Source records
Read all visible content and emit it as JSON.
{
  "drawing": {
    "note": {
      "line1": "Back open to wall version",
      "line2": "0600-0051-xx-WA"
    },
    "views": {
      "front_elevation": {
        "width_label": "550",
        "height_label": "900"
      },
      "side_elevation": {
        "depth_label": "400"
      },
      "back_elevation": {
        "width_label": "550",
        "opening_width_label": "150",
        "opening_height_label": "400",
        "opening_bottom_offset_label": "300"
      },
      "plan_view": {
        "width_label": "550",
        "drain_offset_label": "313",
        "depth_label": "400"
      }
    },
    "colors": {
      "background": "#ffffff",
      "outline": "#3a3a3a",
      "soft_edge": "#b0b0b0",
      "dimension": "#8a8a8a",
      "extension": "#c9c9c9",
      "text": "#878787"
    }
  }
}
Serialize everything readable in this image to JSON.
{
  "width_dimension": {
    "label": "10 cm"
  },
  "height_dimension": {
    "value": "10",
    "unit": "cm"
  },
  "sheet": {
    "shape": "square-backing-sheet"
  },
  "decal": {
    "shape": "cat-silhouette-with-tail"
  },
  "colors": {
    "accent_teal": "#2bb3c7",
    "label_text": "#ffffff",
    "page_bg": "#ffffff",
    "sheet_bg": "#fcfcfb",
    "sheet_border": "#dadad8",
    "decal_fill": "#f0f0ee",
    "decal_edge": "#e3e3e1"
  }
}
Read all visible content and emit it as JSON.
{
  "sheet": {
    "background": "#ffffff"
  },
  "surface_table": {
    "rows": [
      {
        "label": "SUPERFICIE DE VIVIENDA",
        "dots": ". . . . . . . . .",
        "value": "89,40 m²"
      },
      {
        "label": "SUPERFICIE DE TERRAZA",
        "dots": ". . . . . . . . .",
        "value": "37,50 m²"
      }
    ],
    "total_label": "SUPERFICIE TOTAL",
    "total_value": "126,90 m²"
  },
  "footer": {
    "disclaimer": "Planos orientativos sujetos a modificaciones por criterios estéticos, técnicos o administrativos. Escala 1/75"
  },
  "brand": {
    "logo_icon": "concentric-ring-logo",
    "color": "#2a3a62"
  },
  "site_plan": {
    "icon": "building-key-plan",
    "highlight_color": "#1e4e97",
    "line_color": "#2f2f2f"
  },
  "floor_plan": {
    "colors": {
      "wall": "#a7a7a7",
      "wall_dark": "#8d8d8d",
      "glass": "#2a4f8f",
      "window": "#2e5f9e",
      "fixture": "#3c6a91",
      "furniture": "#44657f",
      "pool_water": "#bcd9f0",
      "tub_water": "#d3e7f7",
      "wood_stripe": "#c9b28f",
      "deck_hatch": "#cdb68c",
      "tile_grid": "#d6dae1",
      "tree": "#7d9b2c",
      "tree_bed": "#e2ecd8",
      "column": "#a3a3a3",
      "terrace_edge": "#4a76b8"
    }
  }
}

▶ What you will do
Repeat all of the records above exactly as they appear.

▶ Answer in full
Read all visible content and emit it as JSON.
{
  "drawing": {
    "note": {
      "line1": "Back open to wall version",
      "line2": "0600-0051-xx-WA"
    },
    "views": {
      "front_elevation": {
        "width_label": "550",
        "height_label": "900"
      },
      "side_elevation": {
        "depth_label": "400"
      },
      "back_elevation": {
        "width_label": "550",
        "opening_width_label": "150",
        "opening_height_label": "400",
        "opening_bottom_offset_label": "300"
      },
      "plan_view": {
        "width_label": "550",
        "drain_offset_label": "313",
        "depth_label": "400"
      }
    },
    "colors": {
      "background": "#ffffff",
      "outline": "#3a3a3a",
      "soft_edge": "#b0b0b0",
      "dimension": "#8a8a8a",
      "extension": "#c9c9c9",
      "text": "#878787"
    }
  }
}
Serialize everything readable in this image to JSON.
{
  "width_dimension": {
    "label": "10 cm"
  },
  "height_dimension": {
    "value": "10",
    "unit": "cm"
  },
  "sheet": {
    "shape": "square-backing-sheet"
  },
  "decal": {
    "shape": "cat-silhouette-with-tail"
  },
  "colors": {
    "accent_teal": "#2bb3c7",
    "label_text": "#ffffff",
    "page_bg": "#ffffff",
    "sheet_bg": "#fcfcfb",
    "sheet_border": "#dadad8",
    "decal_fill": "#f0f0ee",
    "decal_edge": "#e3e3e1"
  }
}
Read all visible content and emit it as JSON.
{
  "sheet": {
    "background": "#ffffff"
  },
  "surface_table": {
    "rows": [
      {
        "label": "SUPERFICIE DE VIVIENDA",
        "dots": ". . . . . . . . .",
        "value": "89,40 m²"
      },
      {
        "label": "SUPERFICIE DE TERRAZA",
        "dots": ". . . . . . . . .",
        "value": "37,50 m²"
      }
    ],
    "total_label": "SUPERFICIE TOTAL",
    "total_value": "126,90 m²"
  },
  "footer": {
    "disclaimer": "Planos orientativos sujetos a modificaciones por criterios estéticos, técnicos o administrativos. Escala 1/75"
  },
  "brand": {
    "logo_icon": "concentric-ring-logo",
    "color": "#2a3a62"
  },
  "site_plan": {
    "icon": "building-key-plan",
    "highlight_color": "#1e4e97",
    "line_color": "#2f2f2f"
  },
  "floor_plan": {
    "colors": {
      "wall": "#a7a7a7",
      "wall_dark": "#8d8d8d",
      "glass": "#2a4f8f",
      "window": "#2e5f9e",
      "fixture": "#3c6a91",
      "furniture": "#44657f",
      "pool_water": "#bcd9f0",
      "tub_water": "#d3e7f7",
      "wood_stripe": "#c9b28f",
      "deck_hatch": "#cdb68c",
      "tile_grid": "#d6dae1",
      "tree": "#7d9b2c",
      "tree_bed": "#e2ecd8",
      "column": "#a3a3a3",
      "terrace_edge": "#4a76b8"
    }
  }
}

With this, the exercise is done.